Repeat every one of the entries below verbatim, leaving out the pictures.

── STORED ROWS ──

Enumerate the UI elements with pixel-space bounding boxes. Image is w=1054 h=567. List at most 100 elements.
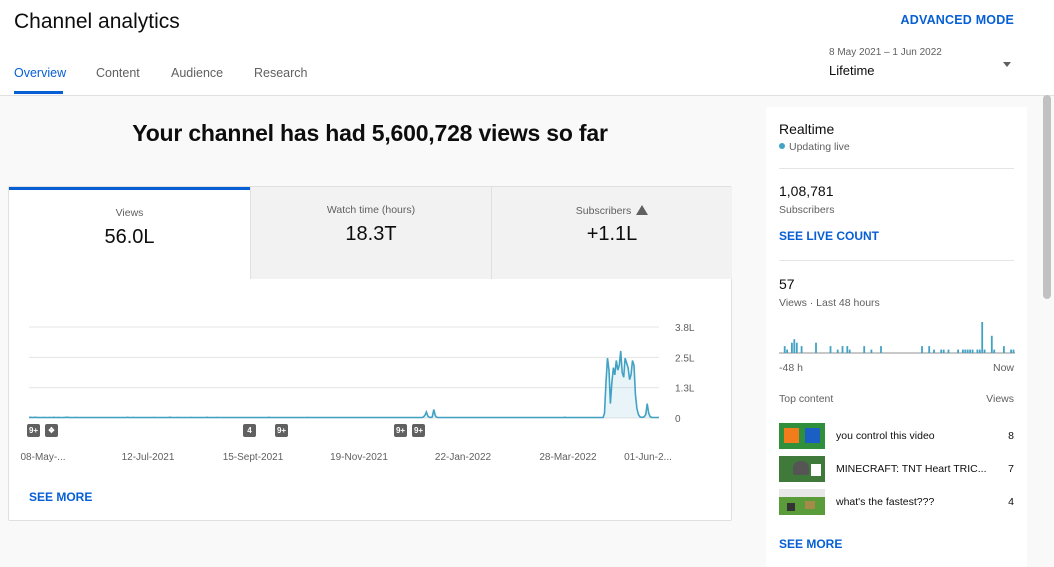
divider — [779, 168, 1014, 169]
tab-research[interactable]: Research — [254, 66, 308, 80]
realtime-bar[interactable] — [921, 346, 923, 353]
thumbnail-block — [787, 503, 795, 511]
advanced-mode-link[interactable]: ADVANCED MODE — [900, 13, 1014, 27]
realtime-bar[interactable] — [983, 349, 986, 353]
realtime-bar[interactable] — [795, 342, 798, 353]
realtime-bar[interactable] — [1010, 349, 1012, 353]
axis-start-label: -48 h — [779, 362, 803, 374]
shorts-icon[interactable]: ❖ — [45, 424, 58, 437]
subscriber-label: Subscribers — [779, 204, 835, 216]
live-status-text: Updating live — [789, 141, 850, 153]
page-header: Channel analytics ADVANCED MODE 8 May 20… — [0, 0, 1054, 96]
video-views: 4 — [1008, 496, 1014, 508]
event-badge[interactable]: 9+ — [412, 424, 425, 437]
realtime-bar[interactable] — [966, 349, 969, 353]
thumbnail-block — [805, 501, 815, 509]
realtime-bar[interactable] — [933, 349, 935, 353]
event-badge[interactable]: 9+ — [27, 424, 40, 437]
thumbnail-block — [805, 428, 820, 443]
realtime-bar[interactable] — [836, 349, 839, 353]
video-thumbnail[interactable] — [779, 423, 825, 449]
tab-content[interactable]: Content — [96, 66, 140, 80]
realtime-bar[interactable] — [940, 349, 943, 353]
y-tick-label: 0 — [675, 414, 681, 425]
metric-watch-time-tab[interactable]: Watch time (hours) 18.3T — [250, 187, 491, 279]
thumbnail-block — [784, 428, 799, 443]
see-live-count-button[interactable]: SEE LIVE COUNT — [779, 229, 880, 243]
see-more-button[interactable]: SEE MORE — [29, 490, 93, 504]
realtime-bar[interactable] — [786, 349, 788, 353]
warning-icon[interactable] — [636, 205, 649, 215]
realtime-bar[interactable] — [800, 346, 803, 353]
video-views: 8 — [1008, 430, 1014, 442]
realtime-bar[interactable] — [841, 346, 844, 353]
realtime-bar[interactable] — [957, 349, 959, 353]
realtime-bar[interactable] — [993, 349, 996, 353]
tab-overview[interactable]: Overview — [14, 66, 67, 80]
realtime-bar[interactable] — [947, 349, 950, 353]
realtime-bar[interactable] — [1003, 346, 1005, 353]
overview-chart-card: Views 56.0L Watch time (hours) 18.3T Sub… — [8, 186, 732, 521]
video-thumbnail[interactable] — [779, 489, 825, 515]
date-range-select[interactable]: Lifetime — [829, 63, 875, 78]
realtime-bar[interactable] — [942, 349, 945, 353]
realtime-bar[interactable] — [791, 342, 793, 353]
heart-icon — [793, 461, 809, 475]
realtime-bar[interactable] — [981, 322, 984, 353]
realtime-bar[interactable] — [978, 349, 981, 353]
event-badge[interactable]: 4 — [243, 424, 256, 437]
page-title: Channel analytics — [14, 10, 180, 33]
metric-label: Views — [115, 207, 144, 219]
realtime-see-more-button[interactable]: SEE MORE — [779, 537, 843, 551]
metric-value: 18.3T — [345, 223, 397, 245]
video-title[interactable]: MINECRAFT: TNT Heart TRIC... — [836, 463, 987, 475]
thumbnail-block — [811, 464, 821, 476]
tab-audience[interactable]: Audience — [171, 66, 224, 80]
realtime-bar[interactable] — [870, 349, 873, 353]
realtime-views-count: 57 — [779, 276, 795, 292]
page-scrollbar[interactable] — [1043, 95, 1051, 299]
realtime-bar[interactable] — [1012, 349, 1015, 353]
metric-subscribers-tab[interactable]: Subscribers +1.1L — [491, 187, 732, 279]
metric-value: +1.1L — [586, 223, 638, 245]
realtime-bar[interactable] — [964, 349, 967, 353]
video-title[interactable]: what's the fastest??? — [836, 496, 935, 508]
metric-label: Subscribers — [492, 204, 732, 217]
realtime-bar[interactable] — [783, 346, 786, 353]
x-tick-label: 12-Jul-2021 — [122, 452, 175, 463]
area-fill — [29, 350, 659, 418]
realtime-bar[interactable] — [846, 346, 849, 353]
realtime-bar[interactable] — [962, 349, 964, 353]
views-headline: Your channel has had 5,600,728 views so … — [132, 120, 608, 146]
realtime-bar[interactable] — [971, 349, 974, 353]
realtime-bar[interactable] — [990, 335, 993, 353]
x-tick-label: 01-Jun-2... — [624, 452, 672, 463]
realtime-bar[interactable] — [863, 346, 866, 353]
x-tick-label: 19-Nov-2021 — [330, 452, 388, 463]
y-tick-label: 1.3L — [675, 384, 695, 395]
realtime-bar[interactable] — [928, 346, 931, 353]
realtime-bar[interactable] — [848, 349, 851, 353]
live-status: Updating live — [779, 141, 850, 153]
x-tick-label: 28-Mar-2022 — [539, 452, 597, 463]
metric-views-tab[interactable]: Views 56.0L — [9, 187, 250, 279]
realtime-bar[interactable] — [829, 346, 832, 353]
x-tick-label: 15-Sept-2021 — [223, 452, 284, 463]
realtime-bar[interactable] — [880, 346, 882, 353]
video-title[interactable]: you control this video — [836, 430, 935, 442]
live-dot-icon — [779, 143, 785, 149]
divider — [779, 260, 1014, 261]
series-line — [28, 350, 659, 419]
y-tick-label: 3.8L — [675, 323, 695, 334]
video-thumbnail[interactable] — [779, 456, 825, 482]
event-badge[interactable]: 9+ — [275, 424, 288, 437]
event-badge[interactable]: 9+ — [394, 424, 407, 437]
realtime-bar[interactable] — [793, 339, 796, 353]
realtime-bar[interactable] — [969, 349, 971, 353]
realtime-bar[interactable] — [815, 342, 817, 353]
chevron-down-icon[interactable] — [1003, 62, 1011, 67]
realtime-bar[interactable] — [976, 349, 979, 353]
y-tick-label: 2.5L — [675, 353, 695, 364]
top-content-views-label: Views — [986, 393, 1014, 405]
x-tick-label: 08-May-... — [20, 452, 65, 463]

───

#### ANSWER TO THE TASK
Enumerate the UI elements with pixel-space bounding boxes. Image is w=1054 h=567. List at most 100 elements.
divider — [779, 168, 1014, 169]
tab-research[interactable]: Research — [254, 66, 308, 80]
realtime-bar[interactable] — [921, 346, 923, 353]
thumbnail-block — [787, 503, 795, 511]
advanced-mode-link[interactable]: ADVANCED MODE — [900, 13, 1014, 27]
realtime-bar[interactable] — [983, 349, 986, 353]
realtime-bar[interactable] — [795, 342, 798, 353]
realtime-bar[interactable] — [1010, 349, 1012, 353]
axis-start-label: -48 h — [779, 362, 803, 374]
shorts-icon[interactable]: ❖ — [45, 424, 58, 437]
subscriber-label: Subscribers — [779, 204, 835, 216]
live-status-text: Updating live — [789, 141, 850, 153]
page-header: Channel analytics ADVANCED MODE 8 May 20… — [0, 0, 1054, 96]
video-views: 4 — [1008, 496, 1014, 508]
event-badge[interactable]: 9+ — [412, 424, 425, 437]
realtime-bar[interactable] — [966, 349, 969, 353]
thumbnail-block — [805, 501, 815, 509]
realtime-bar[interactable] — [933, 349, 935, 353]
event-badge[interactable]: 9+ — [27, 424, 40, 437]
thumbnail-block — [805, 428, 820, 443]
realtime-bar[interactable] — [836, 349, 839, 353]
video-thumbnail[interactable] — [779, 423, 825, 449]
tab-content[interactable]: Content — [96, 66, 140, 80]
realtime-bar[interactable] — [940, 349, 943, 353]
y-tick-label: 0 — [675, 414, 681, 425]
metric-watch-time-tab[interactable]: Watch time (hours) 18.3T — [250, 187, 491, 279]
thumbnail-block — [784, 428, 799, 443]
see-live-count-button[interactable]: SEE LIVE COUNT — [779, 229, 880, 243]
see-more-button[interactable]: SEE MORE — [29, 490, 93, 504]
realtime-bar[interactable] — [786, 349, 788, 353]
warning-icon[interactable] — [636, 205, 649, 215]
realtime-bar[interactable] — [800, 346, 803, 353]
video-views: 8 — [1008, 430, 1014, 442]
realtime-bar[interactable] — [841, 346, 844, 353]
realtime-bar[interactable] — [957, 349, 959, 353]
realtime-bar[interactable] — [993, 349, 996, 353]
tab-overview[interactable]: Overview — [14, 66, 67, 80]
realtime-bar[interactable] — [947, 349, 950, 353]
realtime-bar[interactable] — [1003, 346, 1005, 353]
overview-chart-card: Views 56.0L Watch time (hours) 18.3T Sub… — [8, 186, 732, 521]
video-thumbnail[interactable] — [779, 489, 825, 515]
date-range-select[interactable]: Lifetime — [829, 63, 875, 78]
realtime-bar[interactable] — [942, 349, 945, 353]
realtime-bar[interactable] — [791, 342, 793, 353]
heart-icon — [793, 461, 809, 475]
realtime-bar[interactable] — [981, 322, 984, 353]
realtime-bar[interactable] — [978, 349, 981, 353]
event-badge[interactable]: 4 — [243, 424, 256, 437]
page-title: Channel analytics — [14, 10, 180, 33]
metric-label: Views — [115, 207, 144, 219]
realtime-see-more-button[interactable]: SEE MORE — [779, 537, 843, 551]
metric-value: 18.3T — [345, 223, 397, 245]
video-title[interactable]: MINECRAFT: TNT Heart TRIC... — [836, 463, 987, 475]
thumbnail-block — [811, 464, 821, 476]
tab-audience[interactable]: Audience — [171, 66, 224, 80]
realtime-bar[interactable] — [870, 349, 873, 353]
realtime-views-count: 57 — [779, 276, 795, 292]
page-scrollbar[interactable] — [1043, 95, 1051, 299]
realtime-bar[interactable] — [1012, 349, 1015, 353]
metric-subscribers-tab[interactable]: Subscribers +1.1L — [491, 187, 732, 279]
metric-value: +1.1L — [586, 223, 638, 245]
realtime-bar[interactable] — [964, 349, 967, 353]
video-title[interactable]: what's the fastest??? — [836, 496, 935, 508]
metric-label: Subscribers — [492, 204, 732, 217]
realtime-bar[interactable] — [783, 346, 786, 353]
x-tick-label: 12-Jul-2021 — [122, 452, 175, 463]
area-fill — [29, 350, 659, 418]
realtime-bar[interactable] — [846, 346, 849, 353]
realtime-bar[interactable] — [962, 349, 964, 353]
views-headline: Your channel has had 5,600,728 views so … — [132, 120, 608, 146]
realtime-bar[interactable] — [971, 349, 974, 353]
realtime-bar[interactable] — [990, 335, 993, 353]
x-tick-label: 01-Jun-2... — [624, 452, 672, 463]
realtime-bar[interactable] — [863, 346, 866, 353]
x-tick-label: 19-Nov-2021 — [330, 452, 388, 463]
y-tick-label: 1.3L — [675, 384, 695, 395]
realtime-bar[interactable] — [928, 346, 931, 353]
realtime-bar[interactable] — [848, 349, 851, 353]
live-status: Updating live — [779, 141, 850, 153]
x-tick-label: 28-Mar-2022 — [539, 452, 597, 463]
metric-views-tab[interactable]: Views 56.0L — [9, 187, 250, 279]
realtime-bar[interactable] — [829, 346, 832, 353]
x-tick-label: 15-Sept-2021 — [223, 452, 284, 463]
realtime-bar[interactable] — [880, 346, 882, 353]
video-title[interactable]: you control this video — [836, 430, 935, 442]
live-dot-icon — [779, 143, 785, 149]
divider — [779, 260, 1014, 261]
series-line — [28, 350, 659, 419]
y-tick-label: 3.8L — [675, 323, 695, 334]
video-thumbnail[interactable] — [779, 456, 825, 482]
event-badge[interactable]: 9+ — [275, 424, 288, 437]
event-badge[interactable]: 9+ — [394, 424, 407, 437]
realtime-bar[interactable] — [793, 339, 796, 353]
realtime-bar[interactable] — [969, 349, 971, 353]
realtime-bar[interactable] — [815, 342, 817, 353]
chevron-down-icon[interactable] — [1003, 62, 1011, 67]
realtime-bar[interactable] — [976, 349, 979, 353]
y-tick-label: 2.5L — [675, 353, 695, 364]
top-content-views-label: Views — [986, 393, 1014, 405]
x-tick-label: 08-May-... — [20, 452, 65, 463]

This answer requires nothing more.